> [PAGE EXCERPT]:

• • •

Every house and home is different and individual, as people are. Houses are never ‘the same’. Houses may have many fundamental things in common, roofs and walls and windows, just as people have heads and fingers and toes. Houses may look similar from the outside, may even be designed and built to the same plan. But even during and just after construction, there will be thousands of minor ways in which one house is different from one which looks identical. Then as people come to inhabit a house it becomes different in hundreds and then thousands and hundreds of thousands of ways from every other house. It is as unique as a human being and bears all the marks and scars and signs of joy and happiness and growth and development as each individual person.
The colour and shape of the curtains. If there are curtains at all. The colours of walls and carpets and floors. The arrangement of the furniture. The way things are stored, scattered, left lying about, or kept tidy. Photographs of family members, living or deceased. Original artwork by artists or children. Musical instruments. Food bowls for pets. Cluttered areas of paperwork needing to be put away. Dust on shelves. Uneven floor boards or stone steps which have been worn down over decades by feet. Bicycles left outside. It is hard to take in all the details; our brain picks up on generalities and discards the details which undermine these. We are also influenced by our knowledge of the people who live in each house; whether they are friends or acquaintances or people we hardly know; the contents of each house back up these perceptions.

• • •

> [ENTRIES SUPPLIED]:
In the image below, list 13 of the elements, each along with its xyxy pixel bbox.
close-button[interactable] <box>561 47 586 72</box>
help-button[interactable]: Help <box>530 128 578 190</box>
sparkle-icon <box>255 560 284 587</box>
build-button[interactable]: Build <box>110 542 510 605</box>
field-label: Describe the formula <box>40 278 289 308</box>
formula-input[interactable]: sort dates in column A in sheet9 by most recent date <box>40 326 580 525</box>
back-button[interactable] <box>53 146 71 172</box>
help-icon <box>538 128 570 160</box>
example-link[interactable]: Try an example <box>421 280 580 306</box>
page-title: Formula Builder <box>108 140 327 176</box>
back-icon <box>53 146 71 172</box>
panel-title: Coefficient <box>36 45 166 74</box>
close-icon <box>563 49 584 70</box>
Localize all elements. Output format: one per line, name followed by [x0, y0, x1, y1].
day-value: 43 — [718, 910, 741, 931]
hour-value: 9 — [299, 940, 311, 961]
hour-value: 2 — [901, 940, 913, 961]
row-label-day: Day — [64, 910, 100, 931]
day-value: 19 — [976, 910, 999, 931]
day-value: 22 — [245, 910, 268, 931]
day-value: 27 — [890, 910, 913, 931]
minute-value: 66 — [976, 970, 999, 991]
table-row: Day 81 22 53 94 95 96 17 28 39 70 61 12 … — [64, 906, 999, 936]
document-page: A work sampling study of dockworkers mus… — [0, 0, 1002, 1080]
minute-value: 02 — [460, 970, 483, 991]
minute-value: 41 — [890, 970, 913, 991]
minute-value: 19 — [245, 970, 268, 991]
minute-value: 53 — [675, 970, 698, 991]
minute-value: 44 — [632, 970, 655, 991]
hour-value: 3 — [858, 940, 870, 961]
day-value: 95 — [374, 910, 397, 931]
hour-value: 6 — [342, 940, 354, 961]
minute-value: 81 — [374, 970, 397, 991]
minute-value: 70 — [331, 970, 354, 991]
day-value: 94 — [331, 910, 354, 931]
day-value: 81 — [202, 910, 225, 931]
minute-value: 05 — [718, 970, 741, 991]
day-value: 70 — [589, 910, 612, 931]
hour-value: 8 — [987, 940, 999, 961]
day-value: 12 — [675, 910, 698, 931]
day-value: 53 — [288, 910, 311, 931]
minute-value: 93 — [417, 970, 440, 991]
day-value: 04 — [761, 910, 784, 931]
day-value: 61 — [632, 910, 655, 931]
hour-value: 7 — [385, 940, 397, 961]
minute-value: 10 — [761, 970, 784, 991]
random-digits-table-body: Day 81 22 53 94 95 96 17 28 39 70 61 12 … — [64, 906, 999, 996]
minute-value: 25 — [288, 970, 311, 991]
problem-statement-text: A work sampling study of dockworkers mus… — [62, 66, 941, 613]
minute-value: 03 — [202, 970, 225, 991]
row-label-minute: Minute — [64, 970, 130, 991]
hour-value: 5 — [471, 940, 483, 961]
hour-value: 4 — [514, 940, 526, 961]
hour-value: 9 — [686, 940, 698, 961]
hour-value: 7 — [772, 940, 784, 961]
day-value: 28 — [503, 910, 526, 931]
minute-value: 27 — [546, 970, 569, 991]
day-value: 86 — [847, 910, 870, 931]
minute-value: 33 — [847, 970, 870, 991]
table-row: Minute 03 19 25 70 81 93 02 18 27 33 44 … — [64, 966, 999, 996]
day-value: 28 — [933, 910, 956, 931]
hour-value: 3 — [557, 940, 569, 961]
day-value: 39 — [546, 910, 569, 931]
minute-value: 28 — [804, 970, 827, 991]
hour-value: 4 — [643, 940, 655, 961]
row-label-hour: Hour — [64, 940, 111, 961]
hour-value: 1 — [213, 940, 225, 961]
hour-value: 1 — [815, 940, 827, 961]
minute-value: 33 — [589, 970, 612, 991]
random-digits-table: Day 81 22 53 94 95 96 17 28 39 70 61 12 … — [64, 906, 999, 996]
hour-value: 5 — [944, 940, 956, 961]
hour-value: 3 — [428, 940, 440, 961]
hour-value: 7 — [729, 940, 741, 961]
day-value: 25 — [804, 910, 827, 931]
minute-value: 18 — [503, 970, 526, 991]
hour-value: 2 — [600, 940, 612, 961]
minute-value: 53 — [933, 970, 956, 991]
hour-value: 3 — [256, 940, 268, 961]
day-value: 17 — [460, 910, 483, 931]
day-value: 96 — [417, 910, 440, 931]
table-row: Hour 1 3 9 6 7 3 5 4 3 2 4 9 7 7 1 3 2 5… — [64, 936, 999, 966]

• • •

> [COMPLETE THE FOLLOWING]:
A: In the essay on houses, what has worn down the uneven floor boards or stone steps over decades?
B: Revise the essay on houses from "The colour and" through "up these perceptions.", replacing "curtains" with "blinds" wherever it occurs in that span.
C: Carry the essay on houses further, picking up right after its final sentence.

> [REPLIES]:
A: Feet

B:
The colour and shape of the blinds. If there are blinds at all. The colours of walls and carpets and floors. The arrangement of the furniture. The way things are stored, scattered, left lying about, or kept tidy. Photographs of family members, living or deceased. Original artwork by artists or children. Musical instruments. Food bowls for pets. Cluttered areas of paperwork needing to be put away. Dust on shelves. Uneven floor boards or stone steps which have been worn down over decades by feet. Bicycles left outside. It is hard to take in all the details; our brain picks up on generalities and discards the details which undermine these. We are also influenced by our knowledge of the people who live in each house; whether they are friends or acquaintances or people we hardly know; the contents of each house back up these perceptions.

C:
Even if two houses are side by side, their views to the outside world may be so completely different, they could be in different towns; the angle of trees or adjoining buildings completely changes the light which comes in through windows and the mood of the interior.
And as houses get older, so the differences increase. So the angle of floors changes, windows are replace, floors are scuffed, brickwork fades to different colours.
Houses are like people, to be celebrated in all their myriad uniqueness.